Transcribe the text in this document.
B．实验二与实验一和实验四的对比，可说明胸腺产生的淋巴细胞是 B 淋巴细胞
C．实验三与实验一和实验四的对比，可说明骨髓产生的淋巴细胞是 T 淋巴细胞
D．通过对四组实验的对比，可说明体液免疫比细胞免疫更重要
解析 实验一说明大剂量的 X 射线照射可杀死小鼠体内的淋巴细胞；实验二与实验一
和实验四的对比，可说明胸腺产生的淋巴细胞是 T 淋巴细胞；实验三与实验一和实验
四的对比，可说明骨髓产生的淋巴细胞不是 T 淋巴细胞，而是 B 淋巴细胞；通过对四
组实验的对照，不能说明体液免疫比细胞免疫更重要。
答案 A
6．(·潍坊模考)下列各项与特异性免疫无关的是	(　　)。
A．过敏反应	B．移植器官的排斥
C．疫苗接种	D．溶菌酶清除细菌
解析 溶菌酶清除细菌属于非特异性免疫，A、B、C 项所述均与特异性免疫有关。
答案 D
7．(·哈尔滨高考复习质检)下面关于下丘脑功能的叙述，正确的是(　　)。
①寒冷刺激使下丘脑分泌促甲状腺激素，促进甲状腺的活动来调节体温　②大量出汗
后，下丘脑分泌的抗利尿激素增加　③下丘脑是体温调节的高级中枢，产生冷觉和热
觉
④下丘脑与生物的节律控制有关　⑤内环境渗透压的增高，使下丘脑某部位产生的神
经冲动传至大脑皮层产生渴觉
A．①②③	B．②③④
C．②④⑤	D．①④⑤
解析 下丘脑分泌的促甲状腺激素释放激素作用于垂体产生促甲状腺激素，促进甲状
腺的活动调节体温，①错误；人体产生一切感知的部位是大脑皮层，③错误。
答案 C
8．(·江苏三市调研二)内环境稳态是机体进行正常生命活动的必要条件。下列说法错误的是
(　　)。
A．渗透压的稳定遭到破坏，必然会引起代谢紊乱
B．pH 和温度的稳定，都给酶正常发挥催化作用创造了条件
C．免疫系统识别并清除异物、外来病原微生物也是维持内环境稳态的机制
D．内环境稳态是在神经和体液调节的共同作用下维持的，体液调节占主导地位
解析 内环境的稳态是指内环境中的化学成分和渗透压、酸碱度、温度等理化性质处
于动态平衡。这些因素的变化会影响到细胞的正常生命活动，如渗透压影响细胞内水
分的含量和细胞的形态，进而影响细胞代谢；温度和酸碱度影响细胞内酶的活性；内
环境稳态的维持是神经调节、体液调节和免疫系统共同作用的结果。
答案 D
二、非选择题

== EXERCISE DIRECTIONS ==
Each record above should be repeated exactly as it appears.

== EXERCISE RESPONSE ==
Transcribe the text in this document.
B．实验二与实验一和实验四的对比，可说明胸腺产生的淋巴细胞是 B 淋巴细胞
C．实验三与实验一和实验四的对比，可说明骨髓产生的淋巴细胞是 T 淋巴细胞
D．通过对四组实验的对比，可说明体液免疫比细胞免疫更重要
解析 实验一说明大剂量的 X 射线照射可杀死小鼠体内的淋巴细胞；实验二与实验一
和实验四的对比，可说明胸腺产生的淋巴细胞是 T 淋巴细胞；实验三与实验一和实验
四的对比，可说明骨髓产生的淋巴细胞不是 T 淋巴细胞，而是 B 淋巴细胞；通过对四
组实验的对照，不能说明体液免疫比细胞免疫更重要。
答案 A
6．(·潍坊模考)下列各项与特异性免疫无关的是	(　　)。
A．过敏反应	B．移植器官的排斥
C．疫苗接种	D．溶菌酶清除细菌
解析 溶菌酶清除细菌属于非特异性免疫，A、B、C 项所述均与特异性免疫有关。
答案 D
7．(·哈尔滨高考复习质检)下面关于下丘脑功能的叙述，正确的是(　　)。
①寒冷刺激使下丘脑分泌促甲状腺激素，促进甲状腺的活动来调节体温　②大量出汗
后，下丘脑分泌的抗利尿激素增加　③下丘脑是体温调节的高级中枢，产生冷觉和热
觉
④下丘脑与生物的节律控制有关　⑤内环境渗透压的增高，使下丘脑某部位产生的神
经冲动传至大脑皮层产生渴觉
A．①②③	B．②③④
C．②④⑤	D．①④⑤
解析 下丘脑分泌的促甲状腺激素释放激素作用于垂体产生促甲状腺激素，促进甲状
腺的活动调节体温，①错误；人体产生一切感知的部位是大脑皮层，③错误。
答案 C
8．(·江苏三市调研二)内环境稳态是机体进行正常生命活动的必要条件。下列说法错误的是
(　　)。
A．渗透压的稳定遭到破坏，必然会引起代谢紊乱
B．pH 和温度的稳定，都给酶正常发挥催化作用创造了条件
C．免疫系统识别并清除异物、外来病原微生物也是维持内环境稳态的机制
D．内环境稳态是在神经和体液调节的共同作用下维持的，体液调节占主导地位
解析 内环境的稳态是指内环境中的化学成分和渗透压、酸碱度、温度等理化性质处
于动态平衡。这些因素的变化会影响到细胞的正常生命活动，如渗透压影响细胞内水
分的含量和细胞的形态，进而影响细胞代谢；温度和酸碱度影响细胞内酶的活性；内
环境稳态的维持是神经调节、体液调节和免疫系统共同作用的结果。
答案 D
二、非选择题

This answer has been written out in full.